What is expected:
Retype the records word for word, starting at the beginning and ending with the line that contains "Decompose this screenshot", including that line. Leave out the pictures.

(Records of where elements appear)
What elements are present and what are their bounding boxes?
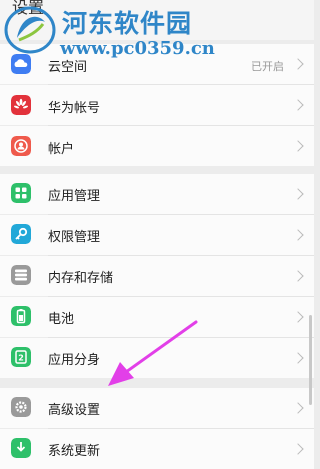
- chevron-right-icon: [292, 443, 304, 455]
- annotation-arrow: [108, 320, 198, 386]
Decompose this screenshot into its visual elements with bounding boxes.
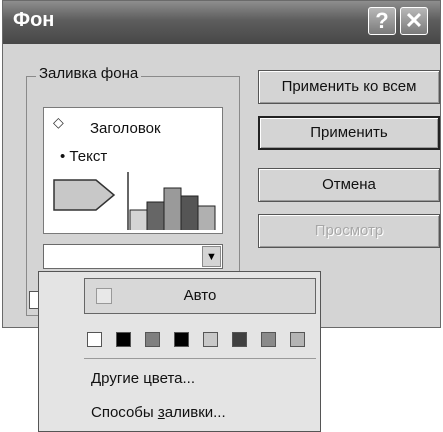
slide-preview: ◇ Заголовок • Текст	[43, 107, 223, 234]
preview-bar	[180, 195, 199, 230]
more-colors-item[interactable]: Другие цвета...	[91, 370, 195, 387]
color-swatch[interactable]	[290, 332, 305, 347]
preview-bar	[129, 209, 148, 230]
close-icon: ✕	[404, 8, 424, 33]
diamond-icon: ◇	[53, 114, 64, 130]
chevron-down-icon: ▼	[206, 251, 217, 263]
color-swatch[interactable]	[145, 332, 160, 347]
apply-all-button[interactable]: Применить ко всем	[258, 70, 440, 104]
combo-dropdown-button[interactable]: ▼	[202, 246, 221, 267]
cancel-button[interactable]: Отмена	[258, 168, 440, 202]
fill-effects-item[interactable]: Способы заливки...	[91, 404, 226, 421]
help-icon: ?	[375, 8, 389, 33]
pentagon-arrow-icon	[53, 179, 116, 211]
preview-bar	[146, 201, 165, 230]
help-button[interactable]: ?	[368, 7, 396, 35]
preview-bar	[163, 187, 182, 230]
preview-bar	[197, 205, 216, 230]
title-bar[interactable]: Фон ? ✕	[3, 1, 440, 44]
preview-heading: Заголовок	[90, 120, 161, 137]
color-swatch[interactable]	[116, 332, 131, 347]
color-swatch[interactable]	[232, 332, 247, 347]
bar-chart-icon	[127, 172, 216, 230]
preview-graphics	[53, 172, 216, 230]
menu-separator	[84, 358, 316, 359]
color-swatch[interactable]	[87, 332, 102, 347]
fill-dropdown-menu: Авто Другие цвета... Способы заливки...	[38, 271, 321, 432]
window-title: Фон	[13, 9, 55, 31]
fill-color-combo[interactable]: ▼	[43, 244, 223, 269]
auto-color-option[interactable]: Авто	[84, 278, 316, 314]
apply-button[interactable]: Применить	[258, 116, 440, 150]
color-swatch[interactable]	[203, 332, 218, 347]
color-swatch[interactable]	[261, 332, 276, 347]
fill-group-label: Заливка фона	[36, 65, 142, 82]
close-button[interactable]: ✕	[400, 7, 428, 35]
preview-button: Просмотр	[258, 214, 440, 248]
auto-label: Авто	[183, 287, 217, 304]
preview-bullet-text: • Текст	[60, 148, 108, 165]
color-swatch[interactable]	[174, 332, 189, 347]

Output for this task:
What elements are present and what are their bounding boxes?
- chevron-right-icon: [292, 443, 304, 455]
- annotation-arrow: [108, 320, 198, 386]
Decompose this screenshot into its visual elements with bounding boxes.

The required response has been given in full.